Below is a listing; write it out exactly and drop any images from it.

Start of PROVIDED DATA

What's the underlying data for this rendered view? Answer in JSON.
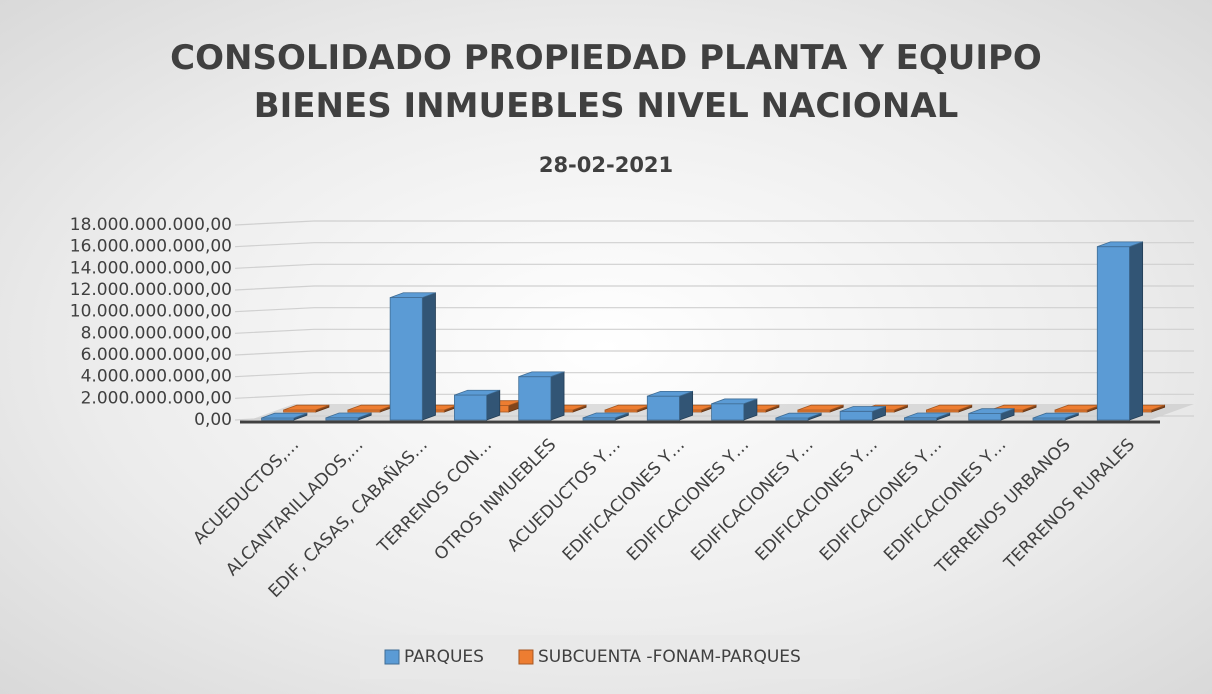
{
  "chart_data": {
    "type": "bar3d",
    "title": "CONSOLIDADO PROPIEDAD PLANTA Y EQUIPO BIENES INMUEBLES NIVEL NACIONAL",
    "subtitle": "28-02-2021",
    "categories": [
      "ACUEDUCTOS,…",
      "ALCANTARILLADOS,…",
      "EDIF, CASAS, CABAÑAS…",
      "TERRENOS CON…",
      "OTROS INMUEBLES",
      "ACUEDUCTOS Y…",
      "EDIFICACIONES Y…",
      "EDIFICACIONES Y…",
      "EDIFICACIONES Y…",
      "EDIFICACIONES Y…",
      "EDIFICACIONES Y…",
      "EDIFICACIONES Y…",
      "TERRENOS URBANOS",
      "TERRENOS RURALES"
    ],
    "series": [
      {
        "name": "PARQUES",
        "color": "#5b9bd5",
        "values": [
          100000000,
          200000000,
          11300000000,
          2300000000,
          4000000000,
          200000000,
          2200000000,
          1500000000,
          100000000,
          800000000,
          200000000,
          600000000,
          100000000,
          16000000000
        ]
      },
      {
        "name": "SUBCUENTA -FONAM-PARQUES",
        "color": "#ed7d31",
        "values": [
          0,
          0,
          0,
          600000000,
          0,
          0,
          0,
          0,
          0,
          0,
          0,
          0,
          0,
          0
        ]
      }
    ],
    "ylim": [
      0,
      18000000000
    ],
    "yticks": [
      {
        "value": 0,
        "label": "0,00"
      },
      {
        "value": 2000000000,
        "label": "2.000.000.000,00"
      },
      {
        "value": 4000000000,
        "label": "4.000.000.000,00"
      },
      {
        "value": 6000000000,
        "label": "6.000.000.000,00"
      },
      {
        "value": 8000000000,
        "label": "8.000.000.000,00"
      },
      {
        "value": 10000000000,
        "label": "10.000.000.000,00"
      },
      {
        "value": 12000000000,
        "label": "12.000.000.000,00"
      },
      {
        "value": 14000000000,
        "label": "14.000.000.000,00"
      },
      {
        "value": 16000000000,
        "label": "16.000.000.000,00"
      },
      {
        "value": 18000000000,
        "label": "18.000.000.000,00"
      }
    ],
    "grid": true,
    "legend": "bottom"
  }
}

End of PROVIDED DATA

▶ FULL OUTPUT:
What's the underlying data for this rendered view? Answer in JSON.
{
  "chart_data": {
    "type": "bar3d",
    "title": "CONSOLIDADO PROPIEDAD PLANTA Y EQUIPO BIENES INMUEBLES NIVEL NACIONAL",
    "subtitle": "28-02-2021",
    "categories": [
      "ACUEDUCTOS,…",
      "ALCANTARILLADOS,…",
      "EDIF, CASAS, CABAÑAS…",
      "TERRENOS CON…",
      "OTROS INMUEBLES",
      "ACUEDUCTOS Y…",
      "EDIFICACIONES Y…",
      "EDIFICACIONES Y…",
      "EDIFICACIONES Y…",
      "EDIFICACIONES Y…",
      "EDIFICACIONES Y…",
      "EDIFICACIONES Y…",
      "TERRENOS URBANOS",
      "TERRENOS RURALES"
    ],
    "series": [
      {
        "name": "PARQUES",
        "color": "#5b9bd5",
        "values": [
          100000000,
          200000000,
          11300000000,
          2300000000,
          4000000000,
          200000000,
          2200000000,
          1500000000,
          100000000,
          800000000,
          200000000,
          600000000,
          100000000,
          16000000000
        ]
      },
      {
        "name": "SUBCUENTA -FONAM-PARQUES",
        "color": "#ed7d31",
        "values": [
          0,
          0,
          0,
          600000000,
          0,
          0,
          0,
          0,
          0,
          0,
          0,
          0,
          0,
          0
        ]
      }
    ],
    "ylim": [
      0,
      18000000000
    ],
    "yticks": [
      {
        "value": 0,
        "label": "0,00"
      },
      {
        "value": 2000000000,
        "label": "2.000.000.000,00"
      },
      {
        "value": 4000000000,
        "label": "4.000.000.000,00"
      },
      {
        "value": 6000000000,
        "label": "6.000.000.000,00"
      },
      {
        "value": 8000000000,
        "label": "8.000.000.000,00"
      },
      {
        "value": 10000000000,
        "label": "10.000.000.000,00"
      },
      {
        "value": 12000000000,
        "label": "12.000.000.000,00"
      },
      {
        "value": 14000000000,
        "label": "14.000.000.000,00"
      },
      {
        "value": 16000000000,
        "label": "16.000.000.000,00"
      },
      {
        "value": 18000000000,
        "label": "18.000.000.000,00"
      }
    ],
    "grid": true,
    "legend": "bottom"
  }
}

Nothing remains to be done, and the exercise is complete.